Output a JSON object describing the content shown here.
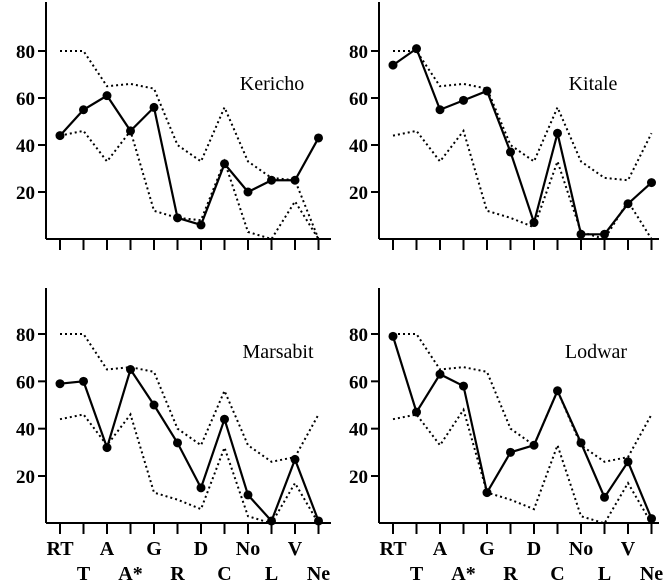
{
  "chart_data": [
    {
      "type": "line",
      "title": "Kericho",
      "categories": [
        "RT",
        "T",
        "A",
        "A*",
        "G",
        "R",
        "D",
        "C",
        "No",
        "L",
        "V",
        "Ne"
      ],
      "ylim": [
        0,
        100
      ],
      "yticks": [
        20,
        40,
        60,
        80
      ],
      "series": [
        {
          "values": [
            44,
            55,
            61,
            46,
            56,
            9,
            6,
            32,
            20,
            25,
            25,
            43
          ]
        }
      ],
      "upper_band": [
        80,
        80,
        65,
        66,
        64,
        40,
        33,
        56,
        33,
        26,
        25,
        0
      ],
      "lower_band": [
        44,
        46,
        33,
        46,
        12,
        9,
        8,
        33,
        3,
        0,
        16,
        0
      ]
    },
    {
      "type": "line",
      "title": "Kitale",
      "categories": [
        "RT",
        "T",
        "A",
        "A*",
        "G",
        "R",
        "D",
        "C",
        "No",
        "L",
        "V",
        "Ne"
      ],
      "ylim": [
        0,
        100
      ],
      "yticks": [
        20,
        40,
        60,
        80
      ],
      "series": [
        {
          "values": [
            74,
            81,
            55,
            59,
            63,
            37,
            7,
            45,
            2,
            2,
            15,
            24
          ]
        }
      ],
      "upper_band": [
        80,
        80,
        65,
        66,
        64,
        40,
        33,
        56,
        33,
        26,
        25,
        45
      ],
      "lower_band": [
        44,
        46,
        33,
        46,
        12,
        9,
        5,
        33,
        3,
        0,
        16,
        0
      ]
    },
    {
      "type": "line",
      "title": "Marsabit",
      "categories": [
        "RT",
        "T",
        "A",
        "A*",
        "G",
        "R",
        "D",
        "C",
        "No",
        "L",
        "V",
        "Ne"
      ],
      "ylim": [
        0,
        100
      ],
      "yticks": [
        20,
        40,
        60,
        80
      ],
      "series": [
        {
          "values": [
            59,
            60,
            32,
            65,
            50,
            34,
            15,
            44,
            12,
            1,
            27,
            1
          ]
        }
      ],
      "upper_band": [
        80,
        80,
        65,
        66,
        64,
        40,
        33,
        56,
        33,
        26,
        28,
        46
      ],
      "lower_band": [
        44,
        46,
        33,
        46,
        13,
        10,
        6,
        32,
        3,
        0,
        17,
        0
      ]
    },
    {
      "type": "line",
      "title": "Lodwar",
      "categories": [
        "RT",
        "T",
        "A",
        "A*",
        "G",
        "R",
        "D",
        "C",
        "No",
        "L",
        "V",
        "Ne"
      ],
      "ylim": [
        0,
        100
      ],
      "yticks": [
        20,
        40,
        60,
        80
      ],
      "series": [
        {
          "values": [
            79,
            47,
            63,
            58,
            13,
            30,
            33,
            56,
            34,
            11,
            26,
            2
          ]
        }
      ],
      "upper_band": [
        80,
        80,
        65,
        66,
        64,
        40,
        33,
        56,
        33,
        26,
        28,
        46
      ],
      "lower_band": [
        44,
        46,
        33,
        48,
        13,
        10,
        6,
        33,
        3,
        0,
        17,
        0
      ]
    }
  ],
  "axis": {
    "xlabels_top": [
      "RT",
      "A",
      "G",
      "D",
      "No",
      "V"
    ],
    "xlabels_bottom": [
      "T",
      "A*",
      "R",
      "C",
      "L",
      "Ne"
    ]
  }
}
· · · ·
Written problem | Omit every picture, and otherwise quote the entries exactly.

Reply |
Output a JSON object describing the content shown here.
{
  "chart_data": [
    {
      "type": "line",
      "title": "Kericho",
      "categories": [
        "RT",
        "T",
        "A",
        "A*",
        "G",
        "R",
        "D",
        "C",
        "No",
        "L",
        "V",
        "Ne"
      ],
      "ylim": [
        0,
        100
      ],
      "yticks": [
        20,
        40,
        60,
        80
      ],
      "series": [
        {
          "values": [
            44,
            55,
            61,
            46,
            56,
            9,
            6,
            32,
            20,
            25,
            25,
            43
          ]
        }
      ],
      "upper_band": [
        80,
        80,
        65,
        66,
        64,
        40,
        33,
        56,
        33,
        26,
        25,
        0
      ],
      "lower_band": [
        44,
        46,
        33,
        46,
        12,
        9,
        8,
        33,
        3,
        0,
        16,
        0
      ]
    },
    {
      "type": "line",
      "title": "Kitale",
      "categories": [
        "RT",
        "T",
        "A",
        "A*",
        "G",
        "R",
        "D",
        "C",
        "No",
        "L",
        "V",
        "Ne"
      ],
      "ylim": [
        0,
        100
      ],
      "yticks": [
        20,
        40,
        60,
        80
      ],
      "series": [
        {
          "values": [
            74,
            81,
            55,
            59,
            63,
            37,
            7,
            45,
            2,
            2,
            15,
            24
          ]
        }
      ],
      "upper_band": [
        80,
        80,
        65,
        66,
        64,
        40,
        33,
        56,
        33,
        26,
        25,
        45
      ],
      "lower_band": [
        44,
        46,
        33,
        46,
        12,
        9,
        5,
        33,
        3,
        0,
        16,
        0
      ]
    },
    {
      "type": "line",
      "title": "Marsabit",
      "categories": [
        "RT",
        "T",
        "A",
        "A*",
        "G",
        "R",
        "D",
        "C",
        "No",
        "L",
        "V",
        "Ne"
      ],
      "ylim": [
        0,
        100
      ],
      "yticks": [
        20,
        40,
        60,
        80
      ],
      "series": [
        {
          "values": [
            59,
            60,
            32,
            65,
            50,
            34,
            15,
            44,
            12,
            1,
            27,
            1
          ]
        }
      ],
      "upper_band": [
        80,
        80,
        65,
        66,
        64,
        40,
        33,
        56,
        33,
        26,
        28,
        46
      ],
      "lower_band": [
        44,
        46,
        33,
        46,
        13,
        10,
        6,
        32,
        3,
        0,
        17,
        0
      ]
    },
    {
      "type": "line",
      "title": "Lodwar",
      "categories": [
        "RT",
        "T",
        "A",
        "A*",
        "G",
        "R",
        "D",
        "C",
        "No",
        "L",
        "V",
        "Ne"
      ],
      "ylim": [
        0,
        100
      ],
      "yticks": [
        20,
        40,
        60,
        80
      ],
      "series": [
        {
          "values": [
            79,
            47,
            63,
            58,
            13,
            30,
            33,
            56,
            34,
            11,
            26,
            2
          ]
        }
      ],
      "upper_band": [
        80,
        80,
        65,
        66,
        64,
        40,
        33,
        56,
        33,
        26,
        28,
        46
      ],
      "lower_band": [
        44,
        46,
        33,
        48,
        13,
        10,
        6,
        33,
        3,
        0,
        17,
        0
      ]
    }
  ],
  "axis": {
    "xlabels_top": [
      "RT",
      "A",
      "G",
      "D",
      "No",
      "V"
    ],
    "xlabels_bottom": [
      "T",
      "A*",
      "R",
      "C",
      "L",
      "Ne"
    ]
  }
}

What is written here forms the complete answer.